#### Entries

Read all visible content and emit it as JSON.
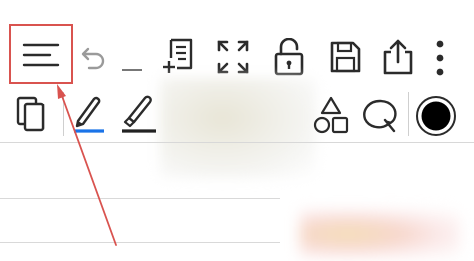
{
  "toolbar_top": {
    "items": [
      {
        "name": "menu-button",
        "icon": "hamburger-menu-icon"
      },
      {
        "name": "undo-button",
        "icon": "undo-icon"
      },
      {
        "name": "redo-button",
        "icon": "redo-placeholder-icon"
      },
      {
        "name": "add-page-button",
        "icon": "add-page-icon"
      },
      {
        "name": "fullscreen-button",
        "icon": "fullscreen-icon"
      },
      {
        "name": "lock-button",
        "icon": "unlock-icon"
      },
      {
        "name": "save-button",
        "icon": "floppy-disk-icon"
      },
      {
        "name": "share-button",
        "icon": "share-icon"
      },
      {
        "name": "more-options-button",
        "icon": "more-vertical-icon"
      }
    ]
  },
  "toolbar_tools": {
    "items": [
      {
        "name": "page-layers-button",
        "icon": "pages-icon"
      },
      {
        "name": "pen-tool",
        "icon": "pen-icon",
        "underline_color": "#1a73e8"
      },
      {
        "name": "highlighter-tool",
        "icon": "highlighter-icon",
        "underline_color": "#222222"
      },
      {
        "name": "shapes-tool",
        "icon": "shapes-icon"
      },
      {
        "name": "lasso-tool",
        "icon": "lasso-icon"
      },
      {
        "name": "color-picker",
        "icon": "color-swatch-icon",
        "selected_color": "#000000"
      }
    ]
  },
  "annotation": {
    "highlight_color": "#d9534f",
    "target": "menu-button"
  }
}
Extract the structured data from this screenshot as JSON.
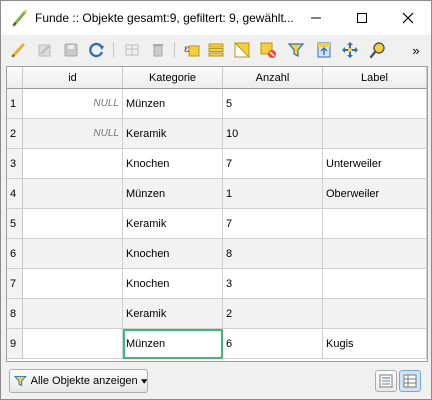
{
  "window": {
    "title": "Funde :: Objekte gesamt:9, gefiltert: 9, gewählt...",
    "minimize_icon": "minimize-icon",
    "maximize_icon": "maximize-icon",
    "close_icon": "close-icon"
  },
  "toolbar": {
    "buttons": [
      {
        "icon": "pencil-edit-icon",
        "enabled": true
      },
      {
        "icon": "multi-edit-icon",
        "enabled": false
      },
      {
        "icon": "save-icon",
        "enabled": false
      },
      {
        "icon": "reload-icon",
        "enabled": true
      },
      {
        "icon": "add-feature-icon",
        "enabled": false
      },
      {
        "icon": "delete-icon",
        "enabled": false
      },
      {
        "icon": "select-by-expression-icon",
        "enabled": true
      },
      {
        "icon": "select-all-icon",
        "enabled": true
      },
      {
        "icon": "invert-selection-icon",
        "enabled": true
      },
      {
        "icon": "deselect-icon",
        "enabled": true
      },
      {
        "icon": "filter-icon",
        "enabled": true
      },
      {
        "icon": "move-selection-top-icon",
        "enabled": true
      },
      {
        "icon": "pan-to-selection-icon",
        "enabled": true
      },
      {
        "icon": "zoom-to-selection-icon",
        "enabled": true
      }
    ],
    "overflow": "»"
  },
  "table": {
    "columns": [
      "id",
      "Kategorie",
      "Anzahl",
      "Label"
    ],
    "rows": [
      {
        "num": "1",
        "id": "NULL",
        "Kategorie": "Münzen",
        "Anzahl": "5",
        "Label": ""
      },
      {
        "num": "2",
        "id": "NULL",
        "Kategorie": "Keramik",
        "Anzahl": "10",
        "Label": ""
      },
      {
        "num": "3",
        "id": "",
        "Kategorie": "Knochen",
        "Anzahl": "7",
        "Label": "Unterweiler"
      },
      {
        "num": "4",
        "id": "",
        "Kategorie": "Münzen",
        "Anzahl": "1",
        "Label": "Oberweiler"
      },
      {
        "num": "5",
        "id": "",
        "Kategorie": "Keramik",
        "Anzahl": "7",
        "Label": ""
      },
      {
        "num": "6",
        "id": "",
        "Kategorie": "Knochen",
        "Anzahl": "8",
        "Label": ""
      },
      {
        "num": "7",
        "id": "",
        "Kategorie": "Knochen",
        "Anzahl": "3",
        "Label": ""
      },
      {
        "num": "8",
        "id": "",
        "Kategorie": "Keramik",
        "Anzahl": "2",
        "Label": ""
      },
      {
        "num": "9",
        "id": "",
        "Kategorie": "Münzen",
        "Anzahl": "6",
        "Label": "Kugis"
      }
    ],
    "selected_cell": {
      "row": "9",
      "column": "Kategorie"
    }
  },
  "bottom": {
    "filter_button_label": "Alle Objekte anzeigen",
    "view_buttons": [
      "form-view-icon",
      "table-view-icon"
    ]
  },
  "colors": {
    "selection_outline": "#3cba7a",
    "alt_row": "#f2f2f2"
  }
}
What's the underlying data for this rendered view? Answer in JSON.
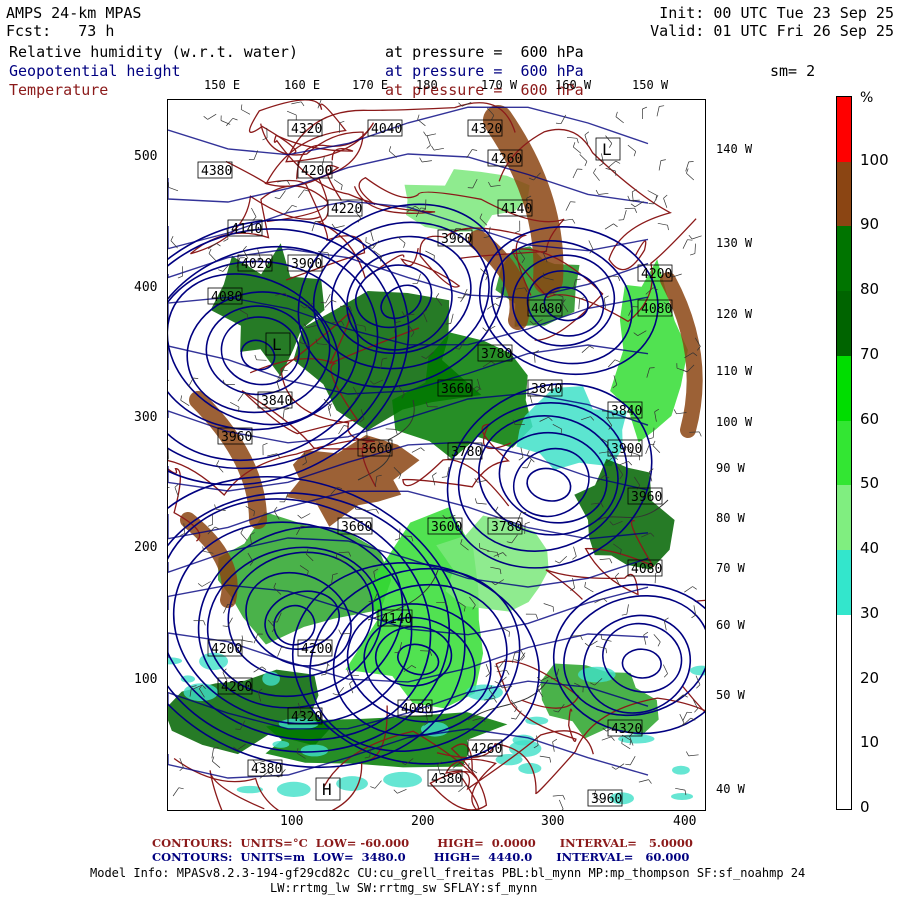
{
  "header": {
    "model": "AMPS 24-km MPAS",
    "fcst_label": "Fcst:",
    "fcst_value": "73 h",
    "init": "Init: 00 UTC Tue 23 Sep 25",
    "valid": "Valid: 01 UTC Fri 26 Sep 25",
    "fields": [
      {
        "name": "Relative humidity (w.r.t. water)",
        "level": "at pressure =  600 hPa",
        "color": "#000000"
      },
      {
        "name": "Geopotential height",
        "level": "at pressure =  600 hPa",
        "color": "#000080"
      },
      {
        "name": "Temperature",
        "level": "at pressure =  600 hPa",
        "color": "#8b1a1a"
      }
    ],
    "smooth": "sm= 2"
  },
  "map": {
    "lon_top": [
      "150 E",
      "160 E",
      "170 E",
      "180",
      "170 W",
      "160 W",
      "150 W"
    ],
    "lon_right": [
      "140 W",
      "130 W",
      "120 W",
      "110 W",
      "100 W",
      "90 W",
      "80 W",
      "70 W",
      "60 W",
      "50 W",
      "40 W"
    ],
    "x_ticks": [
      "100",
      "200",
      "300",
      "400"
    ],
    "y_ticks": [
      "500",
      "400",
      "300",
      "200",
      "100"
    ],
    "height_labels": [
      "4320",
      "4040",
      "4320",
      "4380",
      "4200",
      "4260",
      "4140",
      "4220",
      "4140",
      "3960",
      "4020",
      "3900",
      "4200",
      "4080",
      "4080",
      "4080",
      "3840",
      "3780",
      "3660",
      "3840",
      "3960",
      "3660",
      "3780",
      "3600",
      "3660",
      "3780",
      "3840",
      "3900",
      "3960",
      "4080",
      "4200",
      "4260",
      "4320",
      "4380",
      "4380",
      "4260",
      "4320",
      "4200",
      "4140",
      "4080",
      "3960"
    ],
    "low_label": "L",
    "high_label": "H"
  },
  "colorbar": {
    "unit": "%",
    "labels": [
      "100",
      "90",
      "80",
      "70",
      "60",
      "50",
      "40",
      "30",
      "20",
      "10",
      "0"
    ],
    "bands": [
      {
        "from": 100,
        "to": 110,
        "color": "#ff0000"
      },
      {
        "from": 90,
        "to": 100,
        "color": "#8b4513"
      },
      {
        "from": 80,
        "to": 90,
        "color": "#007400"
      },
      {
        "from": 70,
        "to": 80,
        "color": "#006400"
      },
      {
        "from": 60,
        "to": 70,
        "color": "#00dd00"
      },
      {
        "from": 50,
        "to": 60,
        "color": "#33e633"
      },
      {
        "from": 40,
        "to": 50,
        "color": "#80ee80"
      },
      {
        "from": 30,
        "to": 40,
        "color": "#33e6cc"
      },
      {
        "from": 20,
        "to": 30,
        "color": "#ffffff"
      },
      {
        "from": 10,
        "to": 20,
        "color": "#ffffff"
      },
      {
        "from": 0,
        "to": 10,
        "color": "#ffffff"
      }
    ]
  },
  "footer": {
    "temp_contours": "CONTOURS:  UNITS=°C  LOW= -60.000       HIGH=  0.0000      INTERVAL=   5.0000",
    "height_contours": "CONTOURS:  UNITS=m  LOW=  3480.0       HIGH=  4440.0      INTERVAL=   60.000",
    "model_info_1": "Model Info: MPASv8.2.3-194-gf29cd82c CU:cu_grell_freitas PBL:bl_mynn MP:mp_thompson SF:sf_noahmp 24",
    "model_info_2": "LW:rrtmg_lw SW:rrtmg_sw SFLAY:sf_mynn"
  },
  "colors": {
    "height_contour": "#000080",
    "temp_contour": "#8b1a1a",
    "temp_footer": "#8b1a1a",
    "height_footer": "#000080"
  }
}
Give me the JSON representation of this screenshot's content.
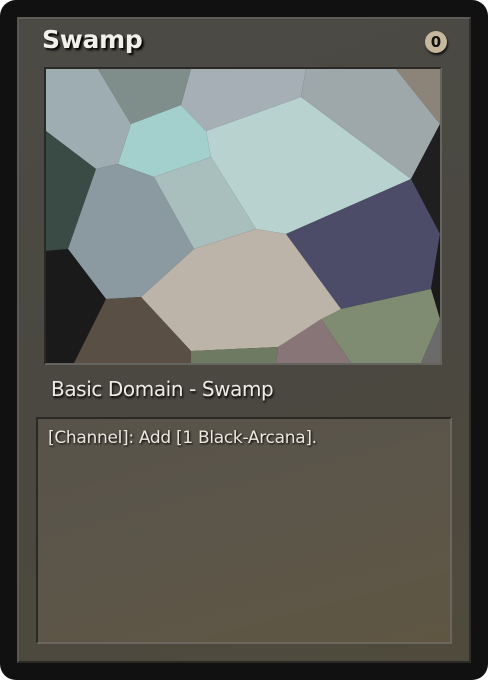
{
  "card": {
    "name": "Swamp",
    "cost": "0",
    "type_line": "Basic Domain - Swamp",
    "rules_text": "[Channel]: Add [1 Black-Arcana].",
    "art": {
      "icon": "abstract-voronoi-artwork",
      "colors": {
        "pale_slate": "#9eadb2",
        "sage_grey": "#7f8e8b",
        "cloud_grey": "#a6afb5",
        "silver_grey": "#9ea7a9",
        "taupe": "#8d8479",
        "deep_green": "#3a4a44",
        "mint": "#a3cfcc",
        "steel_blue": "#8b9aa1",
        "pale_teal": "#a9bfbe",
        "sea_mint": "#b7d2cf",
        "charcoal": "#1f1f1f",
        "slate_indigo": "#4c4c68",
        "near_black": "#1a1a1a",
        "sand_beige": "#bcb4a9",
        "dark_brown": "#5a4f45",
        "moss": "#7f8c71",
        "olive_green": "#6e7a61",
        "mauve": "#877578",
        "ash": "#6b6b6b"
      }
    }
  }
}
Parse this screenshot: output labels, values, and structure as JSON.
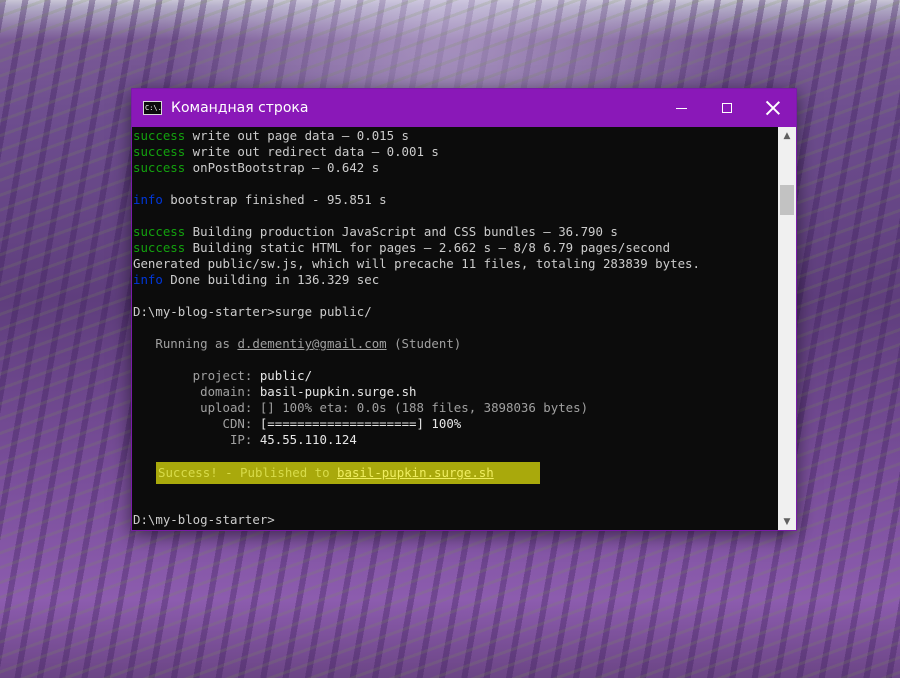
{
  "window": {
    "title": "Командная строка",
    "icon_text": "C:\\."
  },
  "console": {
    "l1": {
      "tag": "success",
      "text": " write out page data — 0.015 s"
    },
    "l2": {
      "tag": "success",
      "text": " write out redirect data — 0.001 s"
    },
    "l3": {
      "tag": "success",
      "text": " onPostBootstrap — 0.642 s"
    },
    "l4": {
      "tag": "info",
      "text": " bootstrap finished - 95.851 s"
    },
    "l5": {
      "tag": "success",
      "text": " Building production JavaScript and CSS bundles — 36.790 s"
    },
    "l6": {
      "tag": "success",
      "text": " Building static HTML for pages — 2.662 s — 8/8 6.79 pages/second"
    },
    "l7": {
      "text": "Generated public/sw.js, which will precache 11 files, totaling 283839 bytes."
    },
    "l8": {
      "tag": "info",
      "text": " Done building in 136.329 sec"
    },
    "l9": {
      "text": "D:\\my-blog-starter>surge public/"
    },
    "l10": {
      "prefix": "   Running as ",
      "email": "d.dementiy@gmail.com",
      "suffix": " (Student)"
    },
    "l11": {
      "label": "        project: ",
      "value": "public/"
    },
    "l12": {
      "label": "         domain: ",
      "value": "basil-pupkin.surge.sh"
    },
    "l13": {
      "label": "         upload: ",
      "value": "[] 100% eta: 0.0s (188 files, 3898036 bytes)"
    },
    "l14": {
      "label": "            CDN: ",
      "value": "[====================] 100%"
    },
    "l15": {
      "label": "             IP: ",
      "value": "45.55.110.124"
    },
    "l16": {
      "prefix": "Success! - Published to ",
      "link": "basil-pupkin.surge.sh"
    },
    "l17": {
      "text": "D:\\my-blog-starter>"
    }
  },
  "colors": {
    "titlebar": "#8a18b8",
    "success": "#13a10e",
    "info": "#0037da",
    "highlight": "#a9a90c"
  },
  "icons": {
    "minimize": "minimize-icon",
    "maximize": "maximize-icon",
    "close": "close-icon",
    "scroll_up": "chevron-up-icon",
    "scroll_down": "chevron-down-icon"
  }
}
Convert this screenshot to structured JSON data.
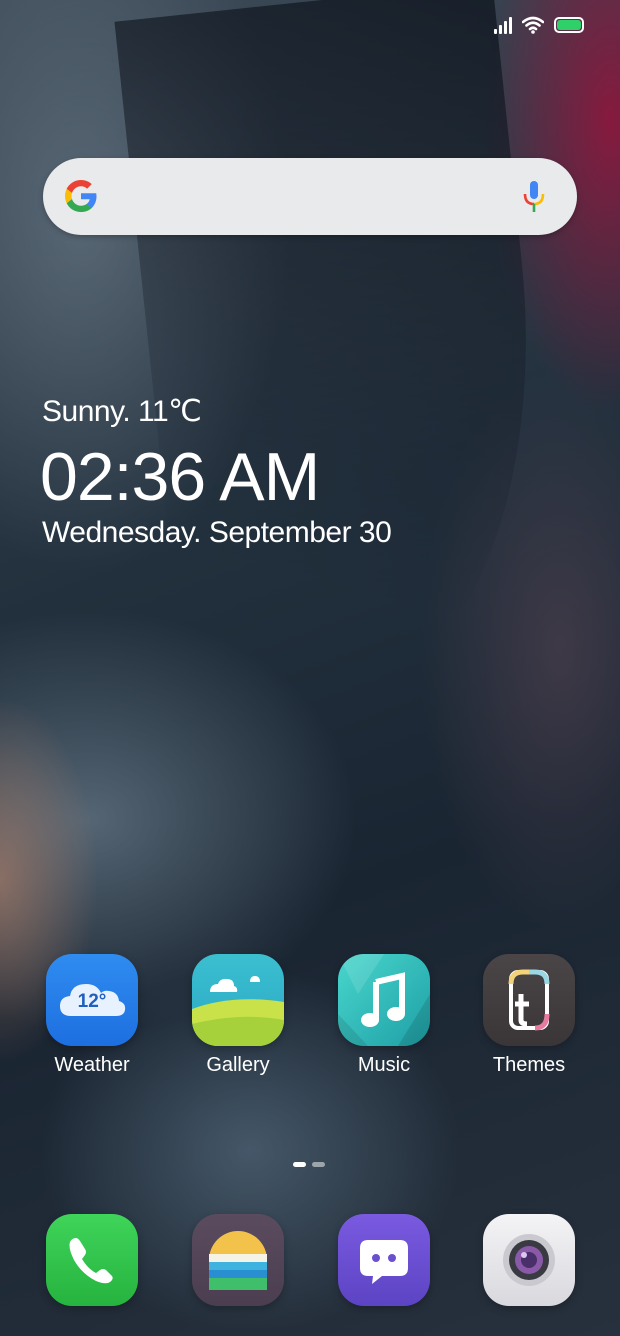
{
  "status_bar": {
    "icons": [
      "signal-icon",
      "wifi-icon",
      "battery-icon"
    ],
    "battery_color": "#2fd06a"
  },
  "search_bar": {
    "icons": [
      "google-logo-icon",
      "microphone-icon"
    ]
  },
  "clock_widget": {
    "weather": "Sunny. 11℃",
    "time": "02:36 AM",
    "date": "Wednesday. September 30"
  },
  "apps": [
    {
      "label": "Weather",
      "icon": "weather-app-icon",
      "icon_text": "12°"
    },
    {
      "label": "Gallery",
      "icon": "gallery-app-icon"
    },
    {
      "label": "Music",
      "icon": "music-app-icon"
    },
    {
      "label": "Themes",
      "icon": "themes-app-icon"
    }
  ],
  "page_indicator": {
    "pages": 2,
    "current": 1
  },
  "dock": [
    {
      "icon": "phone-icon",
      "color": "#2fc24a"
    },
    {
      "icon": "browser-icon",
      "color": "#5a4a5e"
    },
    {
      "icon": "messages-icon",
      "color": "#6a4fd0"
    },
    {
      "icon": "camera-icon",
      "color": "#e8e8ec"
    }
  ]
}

########

◆ **Written instruction**: From the data above, show each line that contains "write".

◆ **Finished exercise**:
      "text": " write out page data — 0.015 s"
      "text": " write out redirect data — 0.001 s"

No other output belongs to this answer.